▶ _WHAT IS EXPECTED_:
Repeat all of the material below exactly as written, images excluded.

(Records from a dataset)
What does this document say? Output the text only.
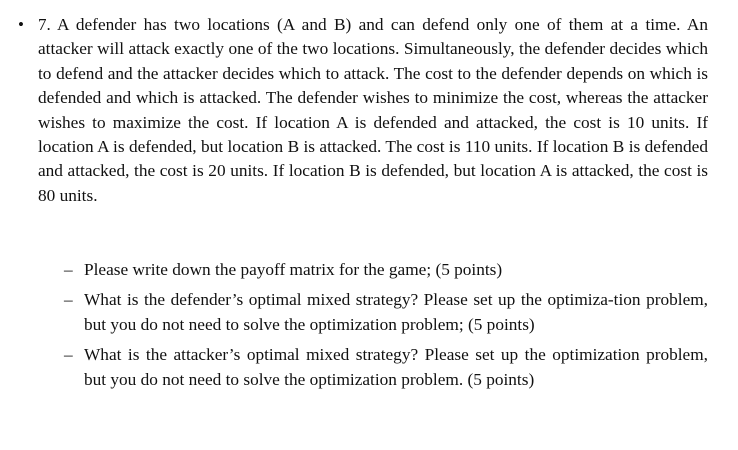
• 7. A defender has two locations (A and B) and can defend only one of them at a time. An attacker will attack exactly one of the two locations. Simultaneously, the defender decides which to defend and the attacker decides which to attack. The cost to the defender depends on which is defended and which is attacked. The defender wishes to minimize the cost, whereas the attacker wishes to maximize the cost. If location A is defended and attacked, the cost is 10 units. If location A is defended, but location B is attacked. The cost is 110 units. If location B is defended and attacked, the cost is 20 units. If location B is defended, but location A is attacked, the cost is 80 units.

– Please write down the payoff matrix for the game; (5 points)
– What is the defender’s optimal mixed strategy? Please set up the optimiza-tion problem, but you do not need to solve the optimization problem; (5 points)
– What is the attacker’s optimal mixed strategy? Please set up the optimization problem, but you do not need to solve the optimization problem. (5 points)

▶ _THE SOLUTION_:
What does this document say? Output the text only.
• 7. A defender has two locations (A and B) and can defend only one of them at a time. An attacker will attack exactly one of the two locations. Simultaneously, the defender decides which to defend and the attacker decides which to attack. The cost to the defender depends on which is defended and which is attacked. The defender wishes to minimize the cost, whereas the attacker wishes to maximize the cost. If location A is defended and attacked, the cost is 10 units. If location A is defended, but location B is attacked. The cost is 110 units. If location B is defended and attacked, the cost is 20 units. If location B is defended, but location A is attacked, the cost is 80 units.

– Please write down the payoff matrix for the game; (5 points)
– What is the defender’s optimal mixed strategy? Please set up the optimiza-tion problem, but you do not need to solve the optimization problem; (5 points)
– What is the attacker’s optimal mixed strategy? Please set up the optimization problem, but you do not need to solve the optimization problem. (5 points)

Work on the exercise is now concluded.